■ What to do
Return a copy of each line that holds the string "Corse".

[Begin]

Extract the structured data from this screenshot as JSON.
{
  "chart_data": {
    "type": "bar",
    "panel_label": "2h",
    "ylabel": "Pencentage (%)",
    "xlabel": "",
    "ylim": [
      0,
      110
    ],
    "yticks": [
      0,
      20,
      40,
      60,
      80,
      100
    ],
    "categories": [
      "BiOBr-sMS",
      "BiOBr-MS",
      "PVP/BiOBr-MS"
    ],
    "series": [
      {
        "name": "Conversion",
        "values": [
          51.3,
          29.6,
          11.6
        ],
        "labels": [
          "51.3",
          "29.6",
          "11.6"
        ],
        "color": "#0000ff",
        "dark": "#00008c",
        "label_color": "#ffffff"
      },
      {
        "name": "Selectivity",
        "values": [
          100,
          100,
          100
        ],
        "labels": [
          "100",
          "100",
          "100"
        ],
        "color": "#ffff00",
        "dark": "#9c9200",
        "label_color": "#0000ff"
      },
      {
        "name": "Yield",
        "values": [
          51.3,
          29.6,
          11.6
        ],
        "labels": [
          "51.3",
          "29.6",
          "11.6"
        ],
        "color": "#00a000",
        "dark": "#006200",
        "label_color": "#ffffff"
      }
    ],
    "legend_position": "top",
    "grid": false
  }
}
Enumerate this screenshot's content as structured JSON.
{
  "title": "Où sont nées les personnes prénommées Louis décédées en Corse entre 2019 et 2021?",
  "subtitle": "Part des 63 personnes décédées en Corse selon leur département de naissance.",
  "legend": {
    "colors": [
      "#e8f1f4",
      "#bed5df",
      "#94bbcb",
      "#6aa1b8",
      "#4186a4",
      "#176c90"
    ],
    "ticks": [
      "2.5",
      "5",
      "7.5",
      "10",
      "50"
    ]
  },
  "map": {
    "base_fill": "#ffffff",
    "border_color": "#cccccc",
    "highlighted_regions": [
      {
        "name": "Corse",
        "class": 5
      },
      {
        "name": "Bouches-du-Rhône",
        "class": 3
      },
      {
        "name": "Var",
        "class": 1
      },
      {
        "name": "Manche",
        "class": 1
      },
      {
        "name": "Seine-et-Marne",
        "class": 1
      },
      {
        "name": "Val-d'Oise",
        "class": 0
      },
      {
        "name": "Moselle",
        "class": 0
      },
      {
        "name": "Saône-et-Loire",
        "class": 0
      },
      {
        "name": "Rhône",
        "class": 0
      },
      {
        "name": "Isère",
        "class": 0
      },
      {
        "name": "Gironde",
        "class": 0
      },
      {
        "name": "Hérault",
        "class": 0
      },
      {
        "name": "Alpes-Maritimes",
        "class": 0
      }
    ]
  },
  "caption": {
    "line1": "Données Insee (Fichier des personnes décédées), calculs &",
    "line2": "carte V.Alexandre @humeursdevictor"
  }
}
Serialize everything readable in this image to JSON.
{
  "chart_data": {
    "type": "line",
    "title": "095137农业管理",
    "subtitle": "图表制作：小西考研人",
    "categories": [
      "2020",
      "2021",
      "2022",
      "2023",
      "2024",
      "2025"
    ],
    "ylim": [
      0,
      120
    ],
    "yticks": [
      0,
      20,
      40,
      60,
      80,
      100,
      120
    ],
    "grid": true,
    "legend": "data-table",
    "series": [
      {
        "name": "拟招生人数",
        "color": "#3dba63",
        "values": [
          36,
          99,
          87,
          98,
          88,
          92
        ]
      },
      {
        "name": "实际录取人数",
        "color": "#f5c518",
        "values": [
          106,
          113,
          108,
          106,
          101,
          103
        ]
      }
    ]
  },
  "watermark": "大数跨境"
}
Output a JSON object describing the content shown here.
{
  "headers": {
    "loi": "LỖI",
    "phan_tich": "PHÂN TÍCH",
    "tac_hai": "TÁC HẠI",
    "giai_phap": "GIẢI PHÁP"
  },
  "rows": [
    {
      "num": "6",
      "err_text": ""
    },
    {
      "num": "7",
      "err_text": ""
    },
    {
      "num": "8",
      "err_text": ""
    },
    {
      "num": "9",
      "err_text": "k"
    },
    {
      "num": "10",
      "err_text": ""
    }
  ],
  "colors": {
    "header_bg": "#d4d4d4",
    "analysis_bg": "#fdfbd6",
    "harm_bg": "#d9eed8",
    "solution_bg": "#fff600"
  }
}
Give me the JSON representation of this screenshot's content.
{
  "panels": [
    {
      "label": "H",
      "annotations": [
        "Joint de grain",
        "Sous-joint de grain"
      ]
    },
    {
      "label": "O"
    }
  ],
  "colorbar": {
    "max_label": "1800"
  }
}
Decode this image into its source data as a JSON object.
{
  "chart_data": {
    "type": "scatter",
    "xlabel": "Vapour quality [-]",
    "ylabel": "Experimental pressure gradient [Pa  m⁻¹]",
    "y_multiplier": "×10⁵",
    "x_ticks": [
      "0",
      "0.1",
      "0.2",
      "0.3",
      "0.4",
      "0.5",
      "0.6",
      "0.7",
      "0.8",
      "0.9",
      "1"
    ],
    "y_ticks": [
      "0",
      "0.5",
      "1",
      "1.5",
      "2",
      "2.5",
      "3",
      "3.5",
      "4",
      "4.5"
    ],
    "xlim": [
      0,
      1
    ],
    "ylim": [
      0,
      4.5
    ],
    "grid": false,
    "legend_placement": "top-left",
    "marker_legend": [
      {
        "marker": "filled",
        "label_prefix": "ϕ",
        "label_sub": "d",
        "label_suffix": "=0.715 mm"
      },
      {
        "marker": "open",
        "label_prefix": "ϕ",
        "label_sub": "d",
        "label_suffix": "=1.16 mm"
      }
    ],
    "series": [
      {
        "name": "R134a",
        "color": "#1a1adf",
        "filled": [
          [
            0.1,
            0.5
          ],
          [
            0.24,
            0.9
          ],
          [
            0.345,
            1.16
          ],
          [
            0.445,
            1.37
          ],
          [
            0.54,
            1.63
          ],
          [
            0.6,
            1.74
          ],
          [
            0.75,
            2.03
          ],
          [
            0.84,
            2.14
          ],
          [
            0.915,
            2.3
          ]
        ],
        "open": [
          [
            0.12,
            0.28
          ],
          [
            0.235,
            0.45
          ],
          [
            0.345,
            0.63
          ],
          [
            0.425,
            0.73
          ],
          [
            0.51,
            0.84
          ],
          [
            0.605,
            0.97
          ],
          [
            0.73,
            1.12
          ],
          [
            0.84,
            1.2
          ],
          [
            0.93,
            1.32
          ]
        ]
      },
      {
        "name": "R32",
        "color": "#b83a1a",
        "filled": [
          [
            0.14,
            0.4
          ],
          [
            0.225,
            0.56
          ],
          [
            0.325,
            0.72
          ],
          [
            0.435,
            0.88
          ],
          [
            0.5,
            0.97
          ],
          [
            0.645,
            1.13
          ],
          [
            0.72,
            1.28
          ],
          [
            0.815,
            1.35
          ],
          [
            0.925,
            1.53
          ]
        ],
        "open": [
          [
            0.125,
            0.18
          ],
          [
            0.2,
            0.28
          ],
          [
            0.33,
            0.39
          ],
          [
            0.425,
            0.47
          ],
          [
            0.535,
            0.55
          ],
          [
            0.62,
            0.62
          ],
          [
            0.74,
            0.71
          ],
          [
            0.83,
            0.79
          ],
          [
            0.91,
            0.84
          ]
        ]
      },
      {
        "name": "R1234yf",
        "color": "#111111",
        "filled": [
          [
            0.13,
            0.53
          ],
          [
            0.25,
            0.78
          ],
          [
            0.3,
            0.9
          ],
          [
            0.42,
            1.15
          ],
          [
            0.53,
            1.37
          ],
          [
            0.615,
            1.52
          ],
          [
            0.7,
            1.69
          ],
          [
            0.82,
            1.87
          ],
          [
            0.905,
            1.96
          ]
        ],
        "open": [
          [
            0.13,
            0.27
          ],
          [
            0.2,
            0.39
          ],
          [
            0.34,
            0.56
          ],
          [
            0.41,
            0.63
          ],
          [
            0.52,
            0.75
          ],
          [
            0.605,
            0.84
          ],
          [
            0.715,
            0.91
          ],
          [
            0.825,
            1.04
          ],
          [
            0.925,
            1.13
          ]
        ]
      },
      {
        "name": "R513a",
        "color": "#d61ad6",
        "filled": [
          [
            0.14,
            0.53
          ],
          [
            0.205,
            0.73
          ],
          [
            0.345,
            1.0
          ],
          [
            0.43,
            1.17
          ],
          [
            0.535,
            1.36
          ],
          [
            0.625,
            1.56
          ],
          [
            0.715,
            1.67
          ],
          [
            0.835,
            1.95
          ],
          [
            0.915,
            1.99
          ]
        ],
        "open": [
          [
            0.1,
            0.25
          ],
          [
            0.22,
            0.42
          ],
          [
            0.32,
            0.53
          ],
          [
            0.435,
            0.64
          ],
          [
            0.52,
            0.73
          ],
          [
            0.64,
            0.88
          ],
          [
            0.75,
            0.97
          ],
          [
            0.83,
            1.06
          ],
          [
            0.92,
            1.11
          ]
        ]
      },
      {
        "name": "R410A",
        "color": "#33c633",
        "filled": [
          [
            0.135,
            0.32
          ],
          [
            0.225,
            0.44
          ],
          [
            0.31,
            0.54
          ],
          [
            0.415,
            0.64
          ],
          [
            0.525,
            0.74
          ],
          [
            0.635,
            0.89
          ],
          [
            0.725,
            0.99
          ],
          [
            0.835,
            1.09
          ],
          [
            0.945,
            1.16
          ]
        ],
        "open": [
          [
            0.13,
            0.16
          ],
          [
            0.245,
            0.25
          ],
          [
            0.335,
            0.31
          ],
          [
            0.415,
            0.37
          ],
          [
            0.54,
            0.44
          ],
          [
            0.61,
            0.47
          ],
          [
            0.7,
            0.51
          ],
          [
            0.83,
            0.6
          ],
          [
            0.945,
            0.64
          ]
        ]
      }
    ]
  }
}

[End]

■ Written reply
  "title": "Où sont nées les personnes prénommées Louis décédées en Corse entre 2019 et 2021?",
  "subtitle": "Part des 63 personnes décédées en Corse selon leur département de naissance.",
        "name": "Corse",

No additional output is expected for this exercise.